>> BEGIN

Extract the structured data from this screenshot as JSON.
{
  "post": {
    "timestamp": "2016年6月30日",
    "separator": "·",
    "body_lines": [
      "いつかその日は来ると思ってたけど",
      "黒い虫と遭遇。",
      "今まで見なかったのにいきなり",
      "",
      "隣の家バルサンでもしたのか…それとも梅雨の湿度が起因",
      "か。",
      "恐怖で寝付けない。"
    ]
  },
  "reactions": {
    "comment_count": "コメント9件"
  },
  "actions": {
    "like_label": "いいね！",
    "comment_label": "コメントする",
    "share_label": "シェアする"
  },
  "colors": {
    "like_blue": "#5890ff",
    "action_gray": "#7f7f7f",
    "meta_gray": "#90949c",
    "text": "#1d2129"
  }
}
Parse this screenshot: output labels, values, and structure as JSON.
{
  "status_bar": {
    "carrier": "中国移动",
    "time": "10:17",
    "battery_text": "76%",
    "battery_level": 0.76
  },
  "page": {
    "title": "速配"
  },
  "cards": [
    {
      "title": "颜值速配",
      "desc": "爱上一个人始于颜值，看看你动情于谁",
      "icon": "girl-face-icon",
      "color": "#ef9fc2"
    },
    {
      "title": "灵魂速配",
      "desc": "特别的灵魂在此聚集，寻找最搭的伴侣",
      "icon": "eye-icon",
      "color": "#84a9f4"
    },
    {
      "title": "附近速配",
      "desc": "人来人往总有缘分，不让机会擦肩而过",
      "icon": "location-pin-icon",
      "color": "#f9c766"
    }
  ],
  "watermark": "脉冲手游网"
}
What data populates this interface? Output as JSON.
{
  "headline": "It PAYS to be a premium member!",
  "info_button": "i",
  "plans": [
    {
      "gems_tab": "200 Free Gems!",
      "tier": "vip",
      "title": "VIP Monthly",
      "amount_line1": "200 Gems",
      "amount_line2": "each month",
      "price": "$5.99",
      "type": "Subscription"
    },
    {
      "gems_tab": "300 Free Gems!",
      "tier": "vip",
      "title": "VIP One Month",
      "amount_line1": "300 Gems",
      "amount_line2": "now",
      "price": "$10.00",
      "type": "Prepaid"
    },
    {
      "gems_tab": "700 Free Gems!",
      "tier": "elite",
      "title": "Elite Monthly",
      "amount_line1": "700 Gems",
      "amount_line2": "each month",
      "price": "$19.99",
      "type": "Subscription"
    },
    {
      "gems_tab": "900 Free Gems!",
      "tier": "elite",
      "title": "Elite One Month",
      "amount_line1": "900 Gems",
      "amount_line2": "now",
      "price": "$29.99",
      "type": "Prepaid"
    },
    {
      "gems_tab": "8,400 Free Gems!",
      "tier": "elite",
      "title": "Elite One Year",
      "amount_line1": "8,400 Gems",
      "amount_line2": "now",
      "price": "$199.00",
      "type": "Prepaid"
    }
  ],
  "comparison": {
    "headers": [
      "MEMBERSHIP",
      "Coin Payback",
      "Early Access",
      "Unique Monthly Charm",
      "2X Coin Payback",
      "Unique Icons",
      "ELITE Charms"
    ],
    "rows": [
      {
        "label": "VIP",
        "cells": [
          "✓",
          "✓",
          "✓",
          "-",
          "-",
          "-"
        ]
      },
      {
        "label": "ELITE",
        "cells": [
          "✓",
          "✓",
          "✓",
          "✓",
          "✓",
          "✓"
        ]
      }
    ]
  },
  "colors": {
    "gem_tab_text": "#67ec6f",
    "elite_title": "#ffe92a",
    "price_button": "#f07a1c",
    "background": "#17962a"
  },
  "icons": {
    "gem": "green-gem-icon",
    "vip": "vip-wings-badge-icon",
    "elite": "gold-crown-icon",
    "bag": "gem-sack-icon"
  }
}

>> END

• Exercise requirements
Retype the whole listing above exactly.

• Answer for this exercise
Extract the structured data from this screenshot as JSON.
{
  "post": {
    "timestamp": "2016年6月30日",
    "separator": "·",
    "body_lines": [
      "いつかその日は来ると思ってたけど",
      "黒い虫と遭遇。",
      "今まで見なかったのにいきなり",
      "",
      "隣の家バルサンでもしたのか…それとも梅雨の湿度が起因",
      "か。",
      "恐怖で寝付けない。"
    ]
  },
  "reactions": {
    "comment_count": "コメント9件"
  },
  "actions": {
    "like_label": "いいね！",
    "comment_label": "コメントする",
    "share_label": "シェアする"
  },
  "colors": {
    "like_blue": "#5890ff",
    "action_gray": "#7f7f7f",
    "meta_gray": "#90949c",
    "text": "#1d2129"
  }
}
Parse this screenshot: output labels, values, and structure as JSON.
{
  "status_bar": {
    "carrier": "中国移动",
    "time": "10:17",
    "battery_text": "76%",
    "battery_level": 0.76
  },
  "page": {
    "title": "速配"
  },
  "cards": [
    {
      "title": "颜值速配",
      "desc": "爱上一个人始于颜值，看看你动情于谁",
      "icon": "girl-face-icon",
      "color": "#ef9fc2"
    },
    {
      "title": "灵魂速配",
      "desc": "特别的灵魂在此聚集，寻找最搭的伴侣",
      "icon": "eye-icon",
      "color": "#84a9f4"
    },
    {
      "title": "附近速配",
      "desc": "人来人往总有缘分，不让机会擦肩而过",
      "icon": "location-pin-icon",
      "color": "#f9c766"
    }
  ],
  "watermark": "脉冲手游网"
}
What data populates this interface? Output as JSON.
{
  "headline": "It PAYS to be a premium member!",
  "info_button": "i",
  "plans": [
    {
      "gems_tab": "200 Free Gems!",
      "tier": "vip",
      "title": "VIP Monthly",
      "amount_line1": "200 Gems",
      "amount_line2": "each month",
      "price": "$5.99",
      "type": "Subscription"
    },
    {
      "gems_tab": "300 Free Gems!",
      "tier": "vip",
      "title": "VIP One Month",
      "amount_line1": "300 Gems",
      "amount_line2": "now",
      "price": "$10.00",
      "type": "Prepaid"
    },
    {
      "gems_tab": "700 Free Gems!",
      "tier": "elite",
      "title": "Elite Monthly",
      "amount_line1": "700 Gems",
      "amount_line2": "each month",
      "price": "$19.99",
      "type": "Subscription"
    },
    {
      "gems_tab": "900 Free Gems!",
      "tier": "elite",
      "title": "Elite One Month",
      "amount_line1": "900 Gems",
      "amount_line2": "now",
      "price": "$29.99",
      "type": "Prepaid"
    },
    {
      "gems_tab": "8,400 Free Gems!",
      "tier": "elite",
      "title": "Elite One Year",
      "amount_line1": "8,400 Gems",
      "amount_line2": "now",
      "price": "$199.00",
      "type": "Prepaid"
    }
  ],
  "comparison": {
    "headers": [
      "MEMBERSHIP",
      "Coin Payback",
      "Early Access",
      "Unique Monthly Charm",
      "2X Coin Payback",
      "Unique Icons",
      "ELITE Charms"
    ],
    "rows": [
      {
        "label": "VIP",
        "cells": [
          "✓",
          "✓",
          "✓",
          "-",
          "-",
          "-"
        ]
      },
      {
        "label": "ELITE",
        "cells": [
          "✓",
          "✓",
          "✓",
          "✓",
          "✓",
          "✓"
        ]
      }
    ]
  },
  "colors": {
    "gem_tab_text": "#67ec6f",
    "elite_title": "#ffe92a",
    "price_button": "#f07a1c",
    "background": "#17962a"
  },
  "icons": {
    "gem": "green-gem-icon",
    "vip": "vip-wings-badge-icon",
    "elite": "gold-crown-icon",
    "bag": "gem-sack-icon"
  }
}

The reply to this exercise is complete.